Given request: Collect each line containing "JSON".

═════ Records shown ═════

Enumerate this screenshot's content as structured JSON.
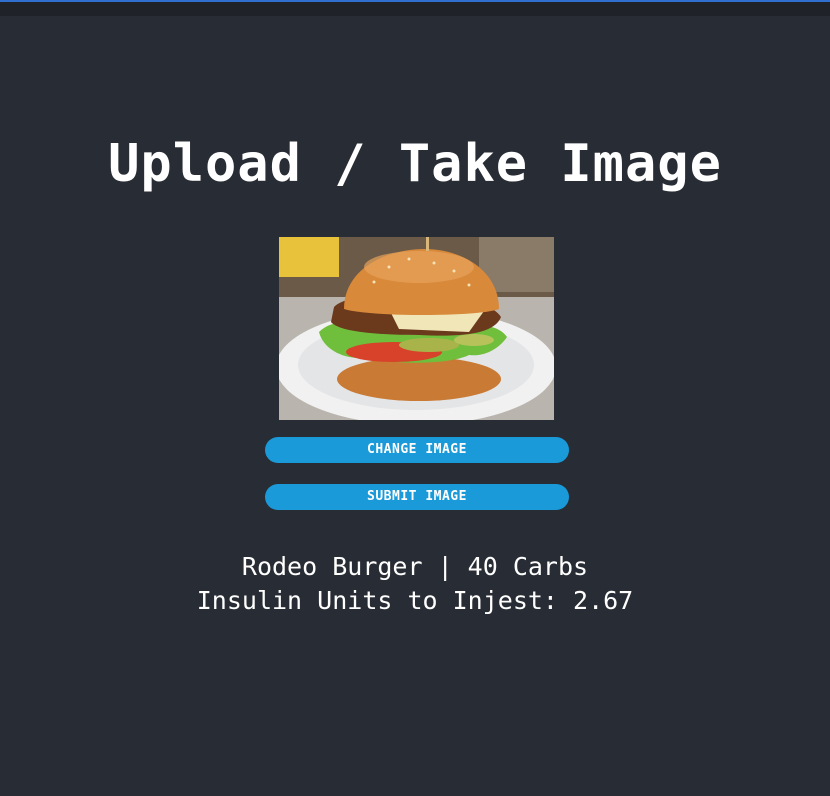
{
  "page": {
    "title": "Upload / Take Image"
  },
  "image": {
    "alt": "burger-photo"
  },
  "buttons": {
    "change_label": "CHANGE IMAGE",
    "submit_label": "SUBMIT IMAGE"
  },
  "result": {
    "food_line": "Rodeo Burger | 40 Carbs",
    "insulin_line": "Insulin Units to Injest: 2.67"
  },
  "colors": {
    "background": "#282c34",
    "button": "#1a9ad9",
    "text": "#ffffff"
  }
}
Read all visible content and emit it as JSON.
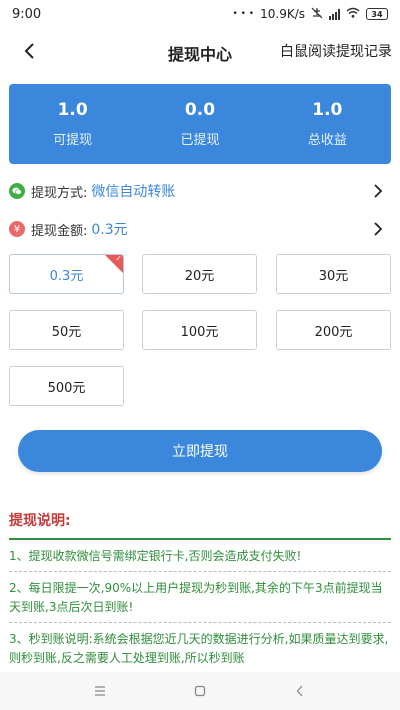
{
  "statusbar": {
    "time": "9:00",
    "dots": "• • •",
    "network_speed": "10.9K/s",
    "battery": "34"
  },
  "header": {
    "back_icon": "chevron-left-icon",
    "title": "提现中心",
    "right_link": "白鼠阅读提现记录"
  },
  "summary": [
    {
      "value": "1.0",
      "label": "可提现"
    },
    {
      "value": "0.0",
      "label": "已提现"
    },
    {
      "value": "1.0",
      "label": "总收益"
    }
  ],
  "method": {
    "icon": "wechat-icon",
    "label": "提现方式:",
    "value": "微信自动转账"
  },
  "amount": {
    "icon": "yen-icon",
    "label": "提现金额:",
    "value": "0.3元"
  },
  "amount_options": [
    {
      "label": "0.3元",
      "selected": true
    },
    {
      "label": "20元",
      "selected": false
    },
    {
      "label": "30元",
      "selected": false
    },
    {
      "label": "50元",
      "selected": false
    },
    {
      "label": "100元",
      "selected": false
    },
    {
      "label": "200元",
      "selected": false
    },
    {
      "label": "500元",
      "selected": false
    }
  ],
  "submit_label": "立即提现",
  "notes": {
    "title": "提现说明:",
    "items": [
      "1、提现收款微信号需绑定银行卡,否则会造成支付失败!",
      "2、每日限提一次,90%以上用户提现为秒到账,其余的下午3点前提现当天到账,3点后次日到账!",
      "3、秒到账说明:系统会根据您近几天的数据进行分析,如果质量达到要求,则秒到账,反之需要人工处理到账,所以秒到账"
    ]
  },
  "colors": {
    "primary": "#3a87db",
    "notes_text": "#2f8f3a",
    "notes_title": "#c63a3a",
    "selected_corner": "#e85a5a"
  }
}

═════

Task solution:
Enumerate this screenshot's content as structured JSON.
Read all visible content and emit it as JSON.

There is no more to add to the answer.